Please transcribe the records precisely; pictures stay out of your copy.

Collected data
++++++++++
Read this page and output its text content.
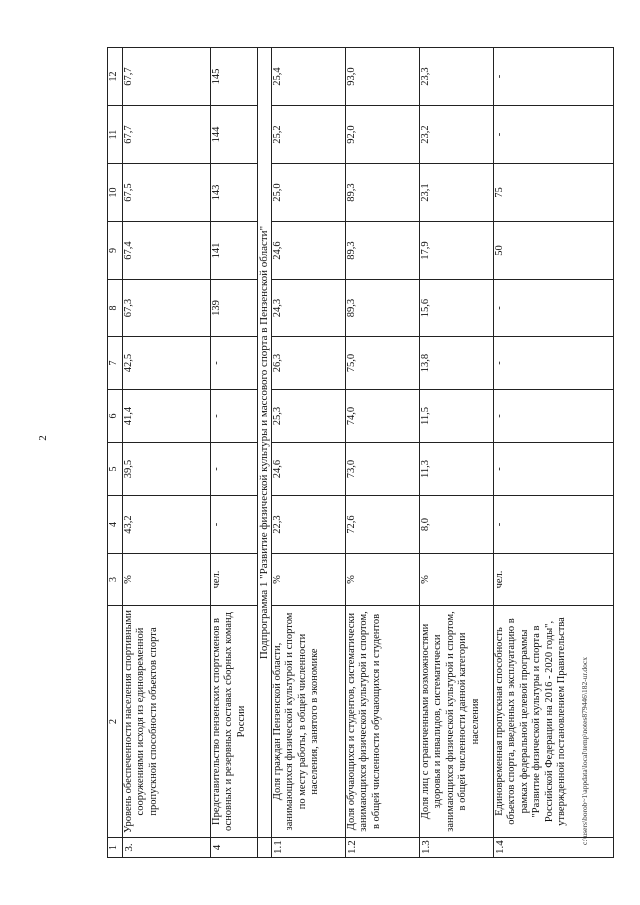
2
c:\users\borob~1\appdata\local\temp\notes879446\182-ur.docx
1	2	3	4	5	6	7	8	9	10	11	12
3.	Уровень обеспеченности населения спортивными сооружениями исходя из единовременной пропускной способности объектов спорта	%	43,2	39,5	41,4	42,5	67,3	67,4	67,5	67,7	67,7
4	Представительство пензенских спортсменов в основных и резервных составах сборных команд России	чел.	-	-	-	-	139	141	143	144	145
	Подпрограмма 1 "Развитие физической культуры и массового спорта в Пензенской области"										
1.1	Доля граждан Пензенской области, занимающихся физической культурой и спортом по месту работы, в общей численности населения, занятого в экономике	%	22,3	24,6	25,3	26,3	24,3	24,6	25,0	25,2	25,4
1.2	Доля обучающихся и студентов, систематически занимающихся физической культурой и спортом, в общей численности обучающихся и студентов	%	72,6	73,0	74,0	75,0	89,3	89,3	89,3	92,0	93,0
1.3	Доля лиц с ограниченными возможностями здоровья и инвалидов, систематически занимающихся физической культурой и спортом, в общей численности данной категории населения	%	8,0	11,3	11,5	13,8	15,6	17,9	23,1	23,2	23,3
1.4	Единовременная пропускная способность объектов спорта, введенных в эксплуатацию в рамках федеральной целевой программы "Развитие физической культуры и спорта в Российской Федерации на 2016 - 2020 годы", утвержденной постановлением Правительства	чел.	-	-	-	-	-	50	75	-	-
++++++++++
*Solved problem:*
Read this page and output its text content.
2
c:\users\borob~1\appdata\local\temp\notes879446\182-ur.docx
1	2	3	4	5	6	7	8	9	10	11	12
3.	Уровень обеспеченности населения спортивными сооружениями исходя из единовременной пропускной способности объектов спорта	%	43,2	39,5	41,4	42,5	67,3	67,4	67,5	67,7	67,7
4	Представительство пензенских спортсменов в основных и резервных составах сборных команд России	чел.	-	-	-	-	139	141	143	144	145
	Подпрограмма 1 "Развитие физической культуры и массового спорта в Пензенской области"										
1.1	Доля граждан Пензенской области, занимающихся физической культурой и спортом по месту работы, в общей численности населения, занятого в экономике	%	22,3	24,6	25,3	26,3	24,3	24,6	25,0	25,2	25,4
1.2	Доля обучающихся и студентов, систематически занимающихся физической культурой и спортом, в общей численности обучающихся и студентов	%	72,6	73,0	74,0	75,0	89,3	89,3	89,3	92,0	93,0
1.3	Доля лиц с ограниченными возможностями здоровья и инвалидов, систематически занимающихся физической культурой и спортом, в общей численности данной категории населения	%	8,0	11,3	11,5	13,8	15,6	17,9	23,1	23,2	23,3
1.4	Единовременная пропускная способность объектов спорта, введенных в эксплуатацию в рамках федеральной целевой программы "Развитие физической культуры и спорта в Российской Федерации на 2016 - 2020 годы", утвержденной постановлением Правительства	чел.	-	-	-	-	-	50	75	-	-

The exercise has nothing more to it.